Print the listing below exactly.
---------- LISTED ENTRIES ----------
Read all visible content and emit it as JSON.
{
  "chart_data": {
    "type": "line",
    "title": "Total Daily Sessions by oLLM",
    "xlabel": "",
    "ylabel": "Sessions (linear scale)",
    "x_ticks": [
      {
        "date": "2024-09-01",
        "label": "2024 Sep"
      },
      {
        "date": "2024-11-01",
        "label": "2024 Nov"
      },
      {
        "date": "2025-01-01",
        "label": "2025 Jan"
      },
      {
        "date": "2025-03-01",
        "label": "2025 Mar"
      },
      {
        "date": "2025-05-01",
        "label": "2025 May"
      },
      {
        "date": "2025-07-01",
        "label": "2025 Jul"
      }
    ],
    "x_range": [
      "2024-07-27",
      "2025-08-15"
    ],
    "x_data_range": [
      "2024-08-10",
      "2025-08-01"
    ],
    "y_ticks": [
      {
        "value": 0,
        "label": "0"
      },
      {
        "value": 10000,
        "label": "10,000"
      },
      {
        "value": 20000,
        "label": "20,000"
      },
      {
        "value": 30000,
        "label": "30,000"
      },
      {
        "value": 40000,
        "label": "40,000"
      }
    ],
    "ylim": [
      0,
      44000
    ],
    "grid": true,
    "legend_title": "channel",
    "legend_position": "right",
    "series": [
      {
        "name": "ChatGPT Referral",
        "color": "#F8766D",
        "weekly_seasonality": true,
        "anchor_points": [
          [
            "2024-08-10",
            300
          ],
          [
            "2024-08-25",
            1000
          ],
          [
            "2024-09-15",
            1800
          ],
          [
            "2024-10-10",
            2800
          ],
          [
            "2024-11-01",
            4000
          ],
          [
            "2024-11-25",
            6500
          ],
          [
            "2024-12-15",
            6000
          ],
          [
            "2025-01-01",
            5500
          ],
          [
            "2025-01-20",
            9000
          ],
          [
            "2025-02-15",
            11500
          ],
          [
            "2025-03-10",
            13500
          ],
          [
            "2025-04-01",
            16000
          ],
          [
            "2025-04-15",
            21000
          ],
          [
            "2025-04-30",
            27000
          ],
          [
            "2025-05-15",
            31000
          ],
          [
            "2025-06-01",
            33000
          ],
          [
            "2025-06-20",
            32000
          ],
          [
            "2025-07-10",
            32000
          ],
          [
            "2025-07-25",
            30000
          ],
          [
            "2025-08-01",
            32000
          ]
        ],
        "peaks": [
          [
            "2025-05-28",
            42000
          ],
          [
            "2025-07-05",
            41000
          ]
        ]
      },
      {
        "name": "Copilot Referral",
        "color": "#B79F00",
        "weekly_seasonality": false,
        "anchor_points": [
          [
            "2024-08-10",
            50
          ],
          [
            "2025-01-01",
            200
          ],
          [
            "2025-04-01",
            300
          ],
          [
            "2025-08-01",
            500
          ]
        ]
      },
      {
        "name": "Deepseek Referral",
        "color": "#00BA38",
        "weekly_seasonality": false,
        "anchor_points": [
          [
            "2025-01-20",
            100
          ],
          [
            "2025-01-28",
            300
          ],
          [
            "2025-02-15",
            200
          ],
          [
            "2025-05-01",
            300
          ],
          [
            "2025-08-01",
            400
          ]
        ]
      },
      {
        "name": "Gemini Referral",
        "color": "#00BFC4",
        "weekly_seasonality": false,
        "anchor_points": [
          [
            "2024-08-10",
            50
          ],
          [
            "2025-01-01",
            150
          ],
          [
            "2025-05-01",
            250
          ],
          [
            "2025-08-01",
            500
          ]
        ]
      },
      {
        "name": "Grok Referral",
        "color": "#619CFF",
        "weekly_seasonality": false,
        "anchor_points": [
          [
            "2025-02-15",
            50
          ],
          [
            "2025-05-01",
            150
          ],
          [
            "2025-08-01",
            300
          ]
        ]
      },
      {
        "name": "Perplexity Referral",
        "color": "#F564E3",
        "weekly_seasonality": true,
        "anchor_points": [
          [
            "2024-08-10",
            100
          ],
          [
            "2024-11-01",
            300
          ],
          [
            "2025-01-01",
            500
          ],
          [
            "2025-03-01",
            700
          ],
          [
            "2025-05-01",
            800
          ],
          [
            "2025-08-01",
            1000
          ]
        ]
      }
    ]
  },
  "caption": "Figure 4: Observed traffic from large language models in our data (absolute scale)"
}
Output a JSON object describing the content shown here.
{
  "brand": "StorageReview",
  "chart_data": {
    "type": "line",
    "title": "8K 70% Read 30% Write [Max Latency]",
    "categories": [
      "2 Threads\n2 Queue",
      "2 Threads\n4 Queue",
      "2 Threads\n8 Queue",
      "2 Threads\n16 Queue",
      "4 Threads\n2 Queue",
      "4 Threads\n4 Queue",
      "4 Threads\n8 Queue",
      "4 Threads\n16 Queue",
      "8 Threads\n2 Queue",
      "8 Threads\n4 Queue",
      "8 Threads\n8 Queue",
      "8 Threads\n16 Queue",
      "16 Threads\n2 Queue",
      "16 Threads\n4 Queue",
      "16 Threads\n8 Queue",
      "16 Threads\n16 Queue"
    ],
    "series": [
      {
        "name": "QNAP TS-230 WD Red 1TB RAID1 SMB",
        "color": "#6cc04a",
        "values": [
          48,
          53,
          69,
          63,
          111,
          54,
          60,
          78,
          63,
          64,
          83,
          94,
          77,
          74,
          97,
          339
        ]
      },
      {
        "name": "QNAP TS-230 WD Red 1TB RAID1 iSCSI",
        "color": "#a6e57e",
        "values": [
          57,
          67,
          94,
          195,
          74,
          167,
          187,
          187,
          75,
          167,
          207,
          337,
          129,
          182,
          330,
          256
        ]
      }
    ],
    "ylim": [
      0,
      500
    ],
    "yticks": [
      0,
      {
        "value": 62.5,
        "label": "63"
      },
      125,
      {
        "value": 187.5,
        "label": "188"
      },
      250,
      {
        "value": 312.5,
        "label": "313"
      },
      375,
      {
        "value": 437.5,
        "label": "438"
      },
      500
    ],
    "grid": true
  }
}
----------
### OUTPUT
Read all visible content and emit it as JSON.
{
  "chart_data": {
    "type": "line",
    "title": "Total Daily Sessions by oLLM",
    "xlabel": "",
    "ylabel": "Sessions (linear scale)",
    "x_ticks": [
      {
        "date": "2024-09-01",
        "label": "2024 Sep"
      },
      {
        "date": "2024-11-01",
        "label": "2024 Nov"
      },
      {
        "date": "2025-01-01",
        "label": "2025 Jan"
      },
      {
        "date": "2025-03-01",
        "label": "2025 Mar"
      },
      {
        "date": "2025-05-01",
        "label": "2025 May"
      },
      {
        "date": "2025-07-01",
        "label": "2025 Jul"
      }
    ],
    "x_range": [
      "2024-07-27",
      "2025-08-15"
    ],
    "x_data_range": [
      "2024-08-10",
      "2025-08-01"
    ],
    "y_ticks": [
      {
        "value": 0,
        "label": "0"
      },
      {
        "value": 10000,
        "label": "10,000"
      },
      {
        "value": 20000,
        "label": "20,000"
      },
      {
        "value": 30000,
        "label": "30,000"
      },
      {
        "value": 40000,
        "label": "40,000"
      }
    ],
    "ylim": [
      0,
      44000
    ],
    "grid": true,
    "legend_title": "channel",
    "legend_position": "right",
    "series": [
      {
        "name": "ChatGPT Referral",
        "color": "#F8766D",
        "weekly_seasonality": true,
        "anchor_points": [
          [
            "2024-08-10",
            300
          ],
          [
            "2024-08-25",
            1000
          ],
          [
            "2024-09-15",
            1800
          ],
          [
            "2024-10-10",
            2800
          ],
          [
            "2024-11-01",
            4000
          ],
          [
            "2024-11-25",
            6500
          ],
          [
            "2024-12-15",
            6000
          ],
          [
            "2025-01-01",
            5500
          ],
          [
            "2025-01-20",
            9000
          ],
          [
            "2025-02-15",
            11500
          ],
          [
            "2025-03-10",
            13500
          ],
          [
            "2025-04-01",
            16000
          ],
          [
            "2025-04-15",
            21000
          ],
          [
            "2025-04-30",
            27000
          ],
          [
            "2025-05-15",
            31000
          ],
          [
            "2025-06-01",
            33000
          ],
          [
            "2025-06-20",
            32000
          ],
          [
            "2025-07-10",
            32000
          ],
          [
            "2025-07-25",
            30000
          ],
          [
            "2025-08-01",
            32000
          ]
        ],
        "peaks": [
          [
            "2025-05-28",
            42000
          ],
          [
            "2025-07-05",
            41000
          ]
        ]
      },
      {
        "name": "Copilot Referral",
        "color": "#B79F00",
        "weekly_seasonality": false,
        "anchor_points": [
          [
            "2024-08-10",
            50
          ],
          [
            "2025-01-01",
            200
          ],
          [
            "2025-04-01",
            300
          ],
          [
            "2025-08-01",
            500
          ]
        ]
      },
      {
        "name": "Deepseek Referral",
        "color": "#00BA38",
        "weekly_seasonality": false,
        "anchor_points": [
          [
            "2025-01-20",
            100
          ],
          [
            "2025-01-28",
            300
          ],
          [
            "2025-02-15",
            200
          ],
          [
            "2025-05-01",
            300
          ],
          [
            "2025-08-01",
            400
          ]
        ]
      },
      {
        "name": "Gemini Referral",
        "color": "#00BFC4",
        "weekly_seasonality": false,
        "anchor_points": [
          [
            "2024-08-10",
            50
          ],
          [
            "2025-01-01",
            150
          ],
          [
            "2025-05-01",
            250
          ],
          [
            "2025-08-01",
            500
          ]
        ]
      },
      {
        "name": "Grok Referral",
        "color": "#619CFF",
        "weekly_seasonality": false,
        "anchor_points": [
          [
            "2025-02-15",
            50
          ],
          [
            "2025-05-01",
            150
          ],
          [
            "2025-08-01",
            300
          ]
        ]
      },
      {
        "name": "Perplexity Referral",
        "color": "#F564E3",
        "weekly_seasonality": true,
        "anchor_points": [
          [
            "2024-08-10",
            100
          ],
          [
            "2024-11-01",
            300
          ],
          [
            "2025-01-01",
            500
          ],
          [
            "2025-03-01",
            700
          ],
          [
            "2025-05-01",
            800
          ],
          [
            "2025-08-01",
            1000
          ]
        ]
      }
    ]
  },
  "caption": "Figure 4: Observed traffic from large language models in our data (absolute scale)"
}
Output a JSON object describing the content shown here.
{
  "brand": "StorageReview",
  "chart_data": {
    "type": "line",
    "title": "8K 70% Read 30% Write [Max Latency]",
    "categories": [
      "2 Threads\n2 Queue",
      "2 Threads\n4 Queue",
      "2 Threads\n8 Queue",
      "2 Threads\n16 Queue",
      "4 Threads\n2 Queue",
      "4 Threads\n4 Queue",
      "4 Threads\n8 Queue",
      "4 Threads\n16 Queue",
      "8 Threads\n2 Queue",
      "8 Threads\n4 Queue",
      "8 Threads\n8 Queue",
      "8 Threads\n16 Queue",
      "16 Threads\n2 Queue",
      "16 Threads\n4 Queue",
      "16 Threads\n8 Queue",
      "16 Threads\n16 Queue"
    ],
    "series": [
      {
        "name": "QNAP TS-230 WD Red 1TB RAID1 SMB",
        "color": "#6cc04a",
        "values": [
          48,
          53,
          69,
          63,
          111,
          54,
          60,
          78,
          63,
          64,
          83,
          94,
          77,
          74,
          97,
          339
        ]
      },
      {
        "name": "QNAP TS-230 WD Red 1TB RAID1 iSCSI",
        "color": "#a6e57e",
        "values": [
          57,
          67,
          94,
          195,
          74,
          167,
          187,
          187,
          75,
          167,
          207,
          337,
          129,
          182,
          330,
          256
        ]
      }
    ],
    "ylim": [
      0,
      500
    ],
    "yticks": [
      0,
      {
        "value": 62.5,
        "label": "63"
      },
      125,
      {
        "value": 187.5,
        "label": "188"
      },
      250,
      {
        "value": 312.5,
        "label": "313"
      },
      375,
      {
        "value": 437.5,
        "label": "438"
      },
      500
    ],
    "grid": true
  }
}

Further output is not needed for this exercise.